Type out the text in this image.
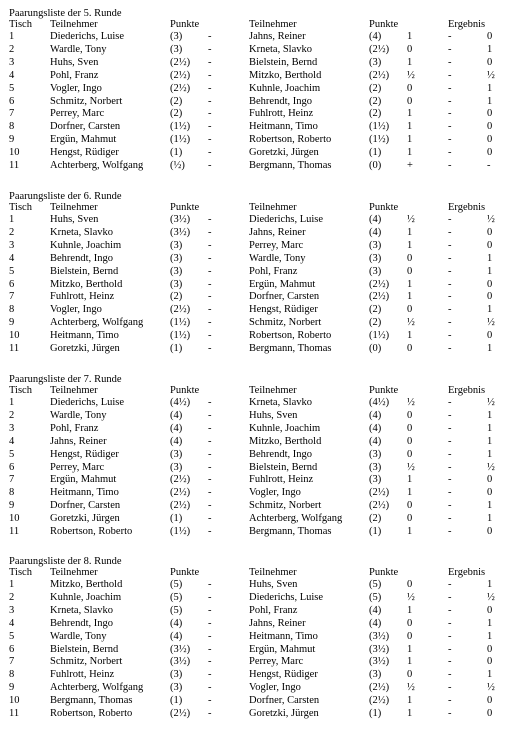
Paarungsliste der 5. Runde
Tisch Teilnehmer	Punkte	Teilnehmer	Punkte	Ergebnis
1	Diederichs, Luise	(3) -	Jahns, Reiner	(4) 1	-	0
2	Wardle, Tony	(3) -	Krneta, Slavko	(2½) 0	-	1
3	Huhs, Sven	(2½) -	Bielstein, Bernd	(3) 1	-	0
4	Pohl, Franz	(2½) -	Mitzko, Berthold	(2½) ½	-	½
5	Vogler, Ingo	(2½) -	Kuhnle, Joachim	(2) 0	-	1
6	Schmitz, Norbert	(2) -	Behrendt, Ingo	(2) 0	-	1
7	Perrey, Marc	(2) -	Fuhlrott, Heinz	(2) 1	-	0
8	Dorfner, Carsten	(1½) -	Heitmann, Timo	(1½) 1	-	0
9	Ergün, Mahmut	(1½) -	Robertson, Roberto	(1½) 1	-	0
10	Hengst, Rüdiger	(1) -	Goretzki, Jürgen	(1) 1	-	0
11	Achterberg, Wolfgang	(½) -	Bergmann, Thomas	(0) +	-	-
Paarungsliste der 6. Runde
Tisch Teilnehmer	Punkte	Teilnehmer	Punkte	Ergebnis
1	Huhs, Sven	(3½) -	Diederichs, Luise	(4) ½	-	½
2	Krneta, Slavko	(3½) -	Jahns, Reiner	(4) 1	-	0
3	Kuhnle, Joachim	(3) -	Perrey, Marc	(3) 1	-	0
4	Behrendt, Ingo	(3) -	Wardle, Tony	(3) 0	-	1
5	Bielstein, Bernd	(3) -	Pohl, Franz	(3) 0	-	1
6	Mitzko, Berthold	(3) -	Ergün, Mahmut	(2½) 1	-	0
7	Fuhlrott, Heinz	(2) -	Dorfner, Carsten	(2½) 1	-	0
8	Vogler, Ingo	(2½) -	Hengst, Rüdiger	(2) 0	-	1
9	Achterberg, Wolfgang	(1½) -	Schmitz, Norbert	(2) ½	-	½
10	Heitmann, Timo	(1½) -	Robertson, Roberto	(1½) 1	-	0
11	Goretzki, Jürgen	(1) -	Bergmann, Thomas	(0) 0	-	1
Paarungsliste der 7. Runde
Tisch Teilnehmer	Punkte	Teilnehmer	Punkte	Ergebnis
1	Diederichs, Luise	(4½) -	Krneta, Slavko	(4½) ½	-	½
2	Wardle, Tony	(4) -	Huhs, Sven	(4) 0	-	1
3	Pohl, Franz	(4) -	Kuhnle, Joachim	(4) 0	-	1
4	Jahns, Reiner	(4) -	Mitzko, Berthold	(4) 0	-	1
5	Hengst, Rüdiger	(3) -	Behrendt, Ingo	(3) 0	-	1
6	Perrey, Marc	(3) -	Bielstein, Bernd	(3) ½	-	½
7	Ergün, Mahmut	(2½) -	Fuhlrott, Heinz	(3) 1	-	0
8	Heitmann, Timo	(2½) -	Vogler, Ingo	(2½) 1	-	0
9	Dorfner, Carsten	(2½) -	Schmitz, Norbert	(2½) 0	-	1
10	Goretzki, Jürgen	(1) -	Achterberg, Wolfgang	(2) 0	-	1
11	Robertson, Roberto	(1½) -	Bergmann, Thomas	(1) 1	-	0
Paarungsliste der 8. Runde
Tisch Teilnehmer	Punkte	Teilnehmer	Punkte	Ergebnis
1	Mitzko, Berthold	(5) -	Huhs, Sven	(5) 0	-	1
2	Kuhnle, Joachim	(5) -	Diederichs, Luise	(5) ½	-	½
3	Krneta, Slavko	(5) -	Pohl, Franz	(4) 1	-	0
4	Behrendt, Ingo	(4) -	Jahns, Reiner	(4) 0	-	1
5	Wardle, Tony	(4) -	Heitmann, Timo	(3½) 0	-	1
6	Bielstein, Bernd	(3½) -	Ergün, Mahmut	(3½) 1	-	0
7	Schmitz, Norbert	(3½) -	Perrey, Marc	(3½) 1	-	0
8	Fuhlrott, Heinz	(3) -	Hengst, Rüdiger	(3) 0	-	1
9	Achterberg, Wolfgang	(3) -	Vogler, Ingo	(2½) ½	-	½
10	Bergmann, Thomas	(1) -	Dorfner, Carsten	(2½) 1	-	0
11	Robertson, Roberto	(2½) -	Goretzki, Jürgen	(1) 1	-	0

====

- [To do] Omit every picture, then reproduce the rest of the listing exactly.

- [The result]
Type out the text in this image.
Paarungsliste der 5. Runde
Tisch Teilnehmer	Punkte	Teilnehmer	Punkte	Ergebnis
1	Diederichs, Luise	(3) -	Jahns, Reiner	(4) 1	-	0
2	Wardle, Tony	(3) -	Krneta, Slavko	(2½) 0	-	1
3	Huhs, Sven	(2½) -	Bielstein, Bernd	(3) 1	-	0
4	Pohl, Franz	(2½) -	Mitzko, Berthold	(2½) ½	-	½
5	Vogler, Ingo	(2½) -	Kuhnle, Joachim	(2) 0	-	1
6	Schmitz, Norbert	(2) -	Behrendt, Ingo	(2) 0	-	1
7	Perrey, Marc	(2) -	Fuhlrott, Heinz	(2) 1	-	0
8	Dorfner, Carsten	(1½) -	Heitmann, Timo	(1½) 1	-	0
9	Ergün, Mahmut	(1½) -	Robertson, Roberto	(1½) 1	-	0
10	Hengst, Rüdiger	(1) -	Goretzki, Jürgen	(1) 1	-	0
11	Achterberg, Wolfgang	(½) -	Bergmann, Thomas	(0) +	-	-
Paarungsliste der 6. Runde
Tisch Teilnehmer	Punkte	Teilnehmer	Punkte	Ergebnis
1	Huhs, Sven	(3½) -	Diederichs, Luise	(4) ½	-	½
2	Krneta, Slavko	(3½) -	Jahns, Reiner	(4) 1	-	0
3	Kuhnle, Joachim	(3) -	Perrey, Marc	(3) 1	-	0
4	Behrendt, Ingo	(3) -	Wardle, Tony	(3) 0	-	1
5	Bielstein, Bernd	(3) -	Pohl, Franz	(3) 0	-	1
6	Mitzko, Berthold	(3) -	Ergün, Mahmut	(2½) 1	-	0
7	Fuhlrott, Heinz	(2) -	Dorfner, Carsten	(2½) 1	-	0
8	Vogler, Ingo	(2½) -	Hengst, Rüdiger	(2) 0	-	1
9	Achterberg, Wolfgang	(1½) -	Schmitz, Norbert	(2) ½	-	½
10	Heitmann, Timo	(1½) -	Robertson, Roberto	(1½) 1	-	0
11	Goretzki, Jürgen	(1) -	Bergmann, Thomas	(0) 0	-	1
Paarungsliste der 7. Runde
Tisch Teilnehmer	Punkte	Teilnehmer	Punkte	Ergebnis
1	Diederichs, Luise	(4½) -	Krneta, Slavko	(4½) ½	-	½
2	Wardle, Tony	(4) -	Huhs, Sven	(4) 0	-	1
3	Pohl, Franz	(4) -	Kuhnle, Joachim	(4) 0	-	1
4	Jahns, Reiner	(4) -	Mitzko, Berthold	(4) 0	-	1
5	Hengst, Rüdiger	(3) -	Behrendt, Ingo	(3) 0	-	1
6	Perrey, Marc	(3) -	Bielstein, Bernd	(3) ½	-	½
7	Ergün, Mahmut	(2½) -	Fuhlrott, Heinz	(3) 1	-	0
8	Heitmann, Timo	(2½) -	Vogler, Ingo	(2½) 1	-	0
9	Dorfner, Carsten	(2½) -	Schmitz, Norbert	(2½) 0	-	1
10	Goretzki, Jürgen	(1) -	Achterberg, Wolfgang	(2) 0	-	1
11	Robertson, Roberto	(1½) -	Bergmann, Thomas	(1) 1	-	0
Paarungsliste der 8. Runde
Tisch Teilnehmer	Punkte	Teilnehmer	Punkte	Ergebnis
1	Mitzko, Berthold	(5) -	Huhs, Sven	(5) 0	-	1
2	Kuhnle, Joachim	(5) -	Diederichs, Luise	(5) ½	-	½
3	Krneta, Slavko	(5) -	Pohl, Franz	(4) 1	-	0
4	Behrendt, Ingo	(4) -	Jahns, Reiner	(4) 0	-	1
5	Wardle, Tony	(4) -	Heitmann, Timo	(3½) 0	-	1
6	Bielstein, Bernd	(3½) -	Ergün, Mahmut	(3½) 1	-	0
7	Schmitz, Norbert	(3½) -	Perrey, Marc	(3½) 1	-	0
8	Fuhlrott, Heinz	(3) -	Hengst, Rüdiger	(3) 0	-	1
9	Achterberg, Wolfgang	(3) -	Vogler, Ingo	(2½) ½	-	½
10	Bergmann, Thomas	(1) -	Dorfner, Carsten	(2½) 1	-	0
11	Robertson, Roberto	(2½) -	Goretzki, Jürgen	(1) 1	-	0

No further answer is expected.